* **Challenge**: All lines below must be repeated exactly, with the pictures omitted.

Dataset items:
-- START --

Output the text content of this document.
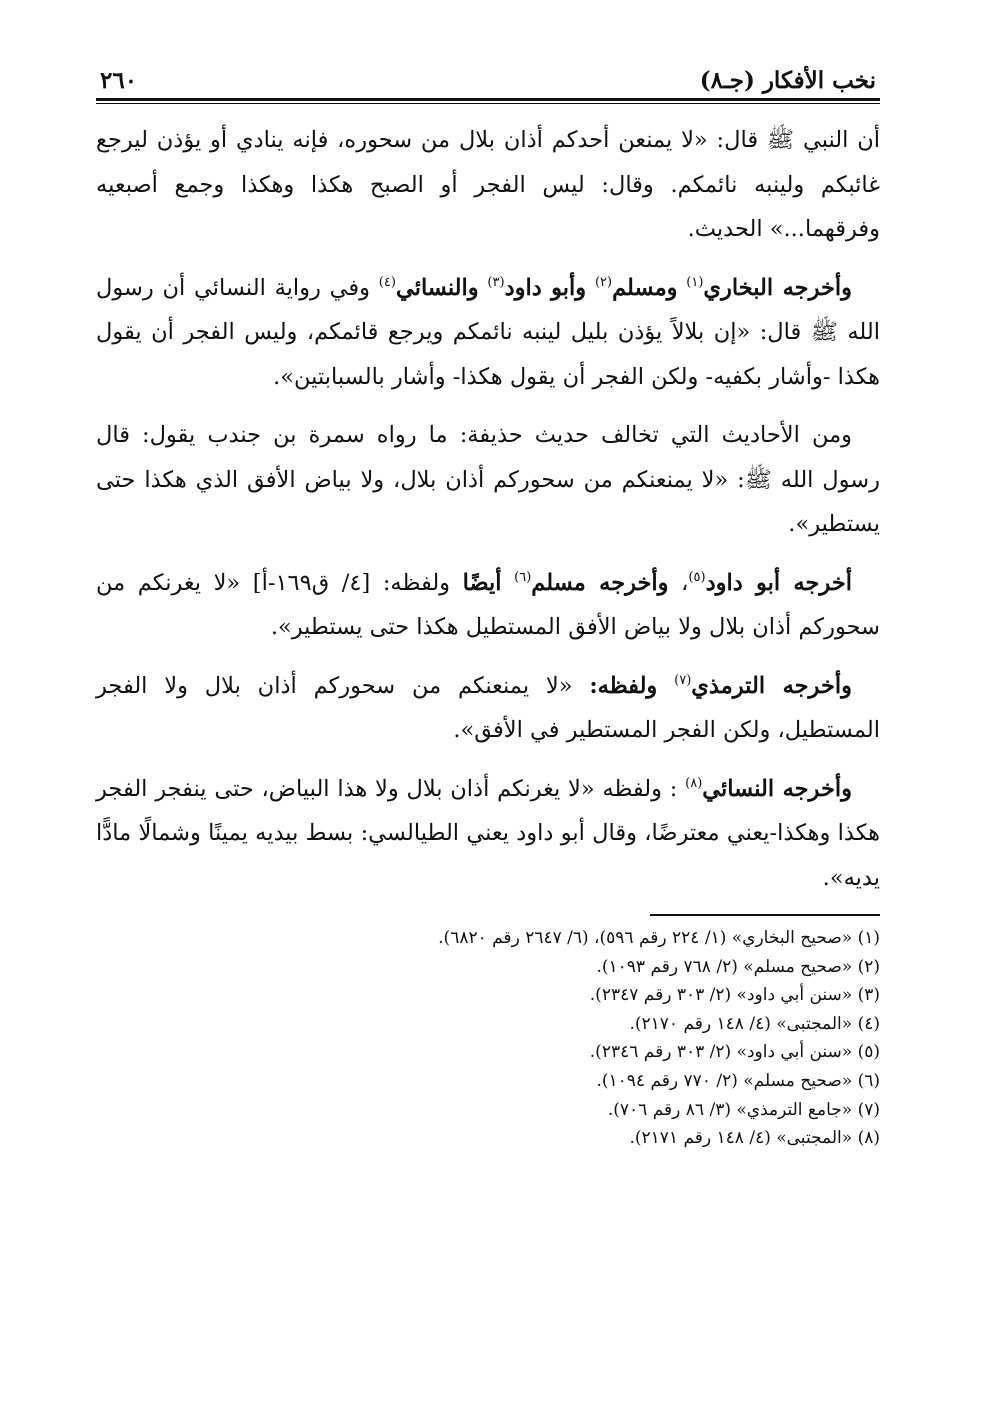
نخب الأفكار (جـ٨)
٢٦٠

أن النبي ﷺ قال: «لا يمنعن أحدكم أذان بلال من سحوره، فإنه ينادي أو يؤذن ليرجع غائبكم ولينبه نائمكم. وقال: ليس الفجر أو الصبح هكذا وهكذا وجمع أصبعيه وفرقهما...» الحديث.

وأخرجه البخاري$^{(١)}$ ومسلم$^{(٢)}$ وأبو داود$^{(٣)}$ والنسائي$^{(٤)}$ وفي رواية النسائي أن رسول الله ﷺ قال: «إن بلالاً يؤذن بليل لينبه نائمكم ويرجع قائمكم، وليس الفجر أن يقول هكذا -وأشار بكفيه- ولكن الفجر أن يقول هكذا- وأشار بالسبابتين».

ومن الأحاديث التي تخالف حديث حذيفة: ما رواه سمرة بن جندب يقول: قال رسول الله ﷺ: «لا يمنعنكم من سحوركم أذان بلال، ولا بياض الأفق الذي هكذا حتى يستطير».

أخرجه أبو داود$^{(٥)}$، وأخرجه مسلم$^{(٦)}$ أيضًا ولفظه: [٤/ ق١٦٩-أ] «لا يغرنكم من سحوركم أذان بلال ولا بياض الأفق المستطيل هكذا حتى يستطير».

وأخرجه الترمذي$^{(٧)}$ ولفظه: «لا يمنعنكم من سحوركم أذان بلال ولا الفجر المستطيل، ولكن الفجر المستطير في الأفق».

وأخرجه النسائي$^{(٨)}$ : ولفظه «لا يغرنكم أذان بلال ولا هذا البياض، حتى ينفجر الفجر هكذا وهكذا-يعني معترضًا، وقال أبو داود يعني الطيالسي: بسط بيديه يمينًا وشمالًا مادًّا يديه».

(١) «صحيح البخاري» (١/ ٢٢٤ رقم ٥٩٦)، (٦/ ٢٦٤٧ رقم ٦٨٢٠).

(٢) «صحيح مسلم» (٢/ ٧٦٨ رقم ١٠٩٣).

(٣) «سنن أبي داود» (٢/ ٣٠٣ رقم ٢٣٤٧).

(٤) «المجتبى» (٤/ ١٤٨ رقم ٢١٧٠).

(٥) «سنن أبي داود» (٢/ ٣٠٣ رقم ٢٣٤٦).

(٦) «صحيح مسلم» (٢/ ٧٧٠ رقم ١٠٩٤).

(٧) «جامع الترمذي» (٣/ ٨٦ رقم ٧٠٦).

(٨) «المجتبى» (٤/ ١٤٨ رقم ٢١٧١).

-- END --

* **Reply to the exercise**:
Output the text content of this document.
نخب الأفكار (جـ٨)
٢٦٠

أن النبي ﷺ قال: «لا يمنعن أحدكم أذان بلال من سحوره، فإنه ينادي أو يؤذن ليرجع غائبكم ولينبه نائمكم. وقال: ليس الفجر أو الصبح هكذا وهكذا وجمع أصبعيه وفرقهما...» الحديث.

وأخرجه البخاري$^{(١)}$ ومسلم$^{(٢)}$ وأبو داود$^{(٣)}$ والنسائي$^{(٤)}$ وفي رواية النسائي أن رسول الله ﷺ قال: «إن بلالاً يؤذن بليل لينبه نائمكم ويرجع قائمكم، وليس الفجر أن يقول هكذا -وأشار بكفيه- ولكن الفجر أن يقول هكذا- وأشار بالسبابتين».

ومن الأحاديث التي تخالف حديث حذيفة: ما رواه سمرة بن جندب يقول: قال رسول الله ﷺ: «لا يمنعنكم من سحوركم أذان بلال، ولا بياض الأفق الذي هكذا حتى يستطير».

أخرجه أبو داود$^{(٥)}$، وأخرجه مسلم$^{(٦)}$ أيضًا ولفظه: [٤/ ق١٦٩-أ] «لا يغرنكم من سحوركم أذان بلال ولا بياض الأفق المستطيل هكذا حتى يستطير».

وأخرجه الترمذي$^{(٧)}$ ولفظه: «لا يمنعنكم من سحوركم أذان بلال ولا الفجر المستطيل، ولكن الفجر المستطير في الأفق».

وأخرجه النسائي$^{(٨)}$ : ولفظه «لا يغرنكم أذان بلال ولا هذا البياض، حتى ينفجر الفجر هكذا وهكذا-يعني معترضًا، وقال أبو داود يعني الطيالسي: بسط بيديه يمينًا وشمالًا مادًّا يديه».

(١) «صحيح البخاري» (١/ ٢٢٤ رقم ٥٩٦)، (٦/ ٢٦٤٧ رقم ٦٨٢٠).

(٢) «صحيح مسلم» (٢/ ٧٦٨ رقم ١٠٩٣).

(٣) «سنن أبي داود» (٢/ ٣٠٣ رقم ٢٣٤٧).

(٤) «المجتبى» (٤/ ١٤٨ رقم ٢١٧٠).

(٥) «سنن أبي داود» (٢/ ٣٠٣ رقم ٢٣٤٦).

(٦) «صحيح مسلم» (٢/ ٧٧٠ رقم ١٠٩٤).

(٧) «جامع الترمذي» (٣/ ٨٦ رقم ٧٠٦).

(٨) «المجتبى» (٤/ ١٤٨ رقم ٢١٧١).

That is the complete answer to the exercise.